▶ Written exercise
Lines that hold the word "amount" should be located and copied.

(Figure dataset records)
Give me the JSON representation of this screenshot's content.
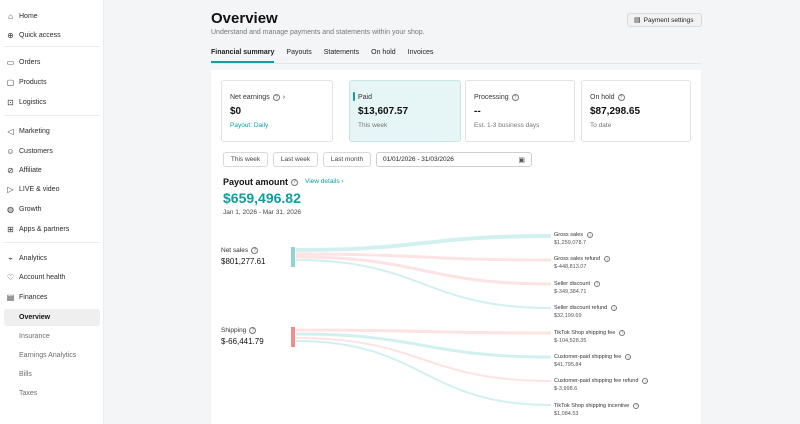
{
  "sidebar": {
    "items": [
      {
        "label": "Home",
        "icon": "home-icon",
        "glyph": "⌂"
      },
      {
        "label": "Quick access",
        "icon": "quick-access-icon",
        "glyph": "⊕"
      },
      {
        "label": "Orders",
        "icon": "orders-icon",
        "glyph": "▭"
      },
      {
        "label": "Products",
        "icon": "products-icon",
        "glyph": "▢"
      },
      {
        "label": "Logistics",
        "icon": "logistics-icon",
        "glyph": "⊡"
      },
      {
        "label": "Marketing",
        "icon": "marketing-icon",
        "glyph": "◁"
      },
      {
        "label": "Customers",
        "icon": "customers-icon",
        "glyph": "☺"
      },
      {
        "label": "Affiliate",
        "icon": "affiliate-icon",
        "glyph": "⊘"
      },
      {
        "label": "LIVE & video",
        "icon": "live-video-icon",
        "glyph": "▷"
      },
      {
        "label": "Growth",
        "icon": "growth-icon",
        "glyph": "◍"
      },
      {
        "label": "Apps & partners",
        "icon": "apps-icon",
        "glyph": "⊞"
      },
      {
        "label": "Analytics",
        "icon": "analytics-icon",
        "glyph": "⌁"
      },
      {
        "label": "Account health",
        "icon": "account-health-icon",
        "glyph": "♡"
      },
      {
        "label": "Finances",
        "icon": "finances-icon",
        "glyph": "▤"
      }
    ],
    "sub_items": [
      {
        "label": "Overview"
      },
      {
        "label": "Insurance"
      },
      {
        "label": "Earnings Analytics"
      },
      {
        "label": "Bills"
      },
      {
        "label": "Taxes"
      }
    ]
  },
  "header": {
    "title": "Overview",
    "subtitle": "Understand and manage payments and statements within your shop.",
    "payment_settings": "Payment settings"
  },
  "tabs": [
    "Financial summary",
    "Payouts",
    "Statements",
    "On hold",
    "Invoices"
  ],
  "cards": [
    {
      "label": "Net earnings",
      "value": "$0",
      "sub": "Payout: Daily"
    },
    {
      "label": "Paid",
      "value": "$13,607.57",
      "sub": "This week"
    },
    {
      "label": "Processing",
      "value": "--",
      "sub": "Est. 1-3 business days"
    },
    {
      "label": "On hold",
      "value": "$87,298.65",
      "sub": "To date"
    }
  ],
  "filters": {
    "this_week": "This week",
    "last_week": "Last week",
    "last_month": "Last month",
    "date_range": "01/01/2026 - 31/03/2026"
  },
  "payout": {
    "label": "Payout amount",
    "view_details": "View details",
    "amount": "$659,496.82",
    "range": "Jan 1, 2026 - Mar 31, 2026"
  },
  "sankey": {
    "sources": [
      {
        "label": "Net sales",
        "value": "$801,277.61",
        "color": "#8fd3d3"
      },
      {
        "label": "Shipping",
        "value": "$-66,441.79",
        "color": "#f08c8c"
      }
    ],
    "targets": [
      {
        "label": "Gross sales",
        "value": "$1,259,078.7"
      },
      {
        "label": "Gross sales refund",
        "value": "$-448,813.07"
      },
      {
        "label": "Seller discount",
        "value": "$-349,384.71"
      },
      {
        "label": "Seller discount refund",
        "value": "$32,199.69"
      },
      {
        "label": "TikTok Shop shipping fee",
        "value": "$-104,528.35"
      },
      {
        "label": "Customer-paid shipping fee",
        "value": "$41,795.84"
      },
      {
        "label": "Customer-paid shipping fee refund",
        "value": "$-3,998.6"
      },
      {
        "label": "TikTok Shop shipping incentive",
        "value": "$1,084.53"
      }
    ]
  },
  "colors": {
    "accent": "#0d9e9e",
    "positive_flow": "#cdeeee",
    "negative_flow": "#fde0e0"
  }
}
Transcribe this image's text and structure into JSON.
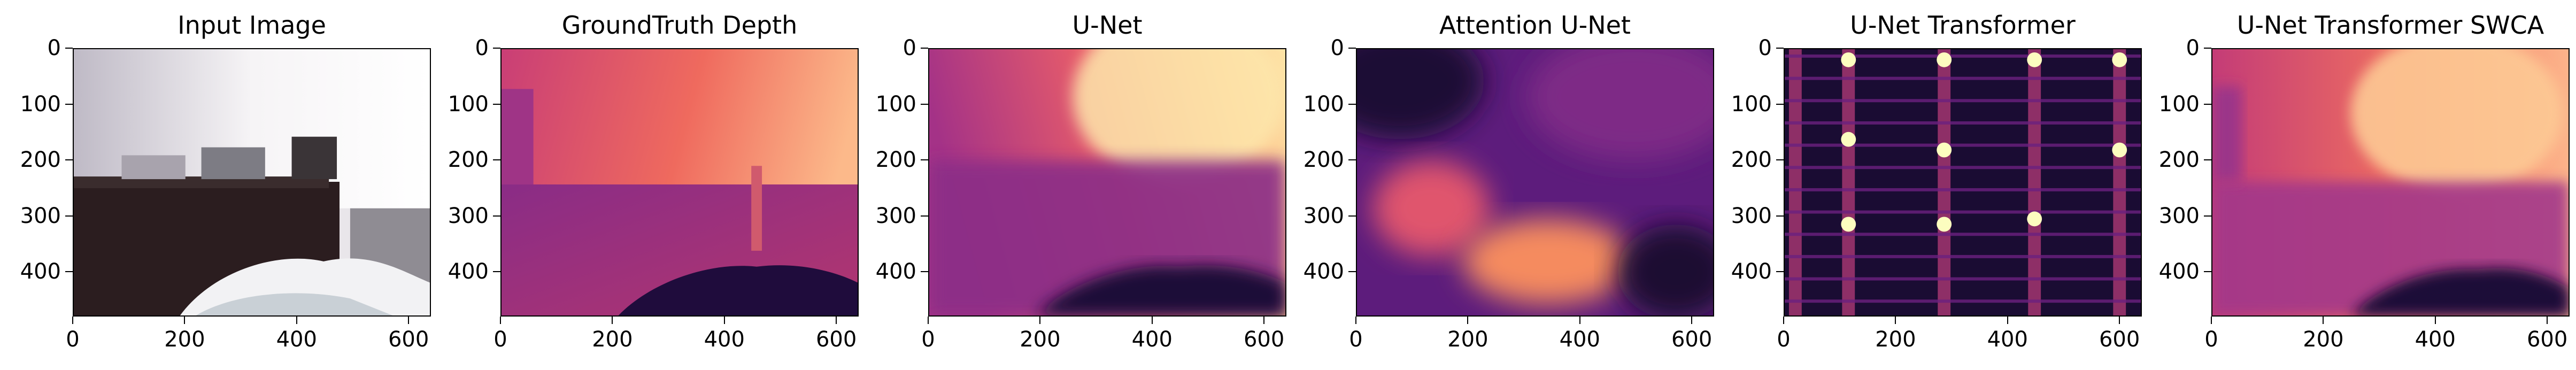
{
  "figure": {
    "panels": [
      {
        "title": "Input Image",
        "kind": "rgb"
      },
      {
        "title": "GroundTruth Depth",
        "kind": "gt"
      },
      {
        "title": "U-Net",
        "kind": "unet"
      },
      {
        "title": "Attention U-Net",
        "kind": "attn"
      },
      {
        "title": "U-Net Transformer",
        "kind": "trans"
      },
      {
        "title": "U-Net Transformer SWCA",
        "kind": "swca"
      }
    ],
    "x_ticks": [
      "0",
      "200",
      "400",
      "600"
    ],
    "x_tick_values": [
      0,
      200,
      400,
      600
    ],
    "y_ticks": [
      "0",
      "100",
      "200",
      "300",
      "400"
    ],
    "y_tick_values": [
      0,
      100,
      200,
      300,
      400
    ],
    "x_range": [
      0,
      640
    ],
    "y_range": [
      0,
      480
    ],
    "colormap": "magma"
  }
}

▶ The solution
    "label": "Payout amount",
    "amount": "$659,496.82",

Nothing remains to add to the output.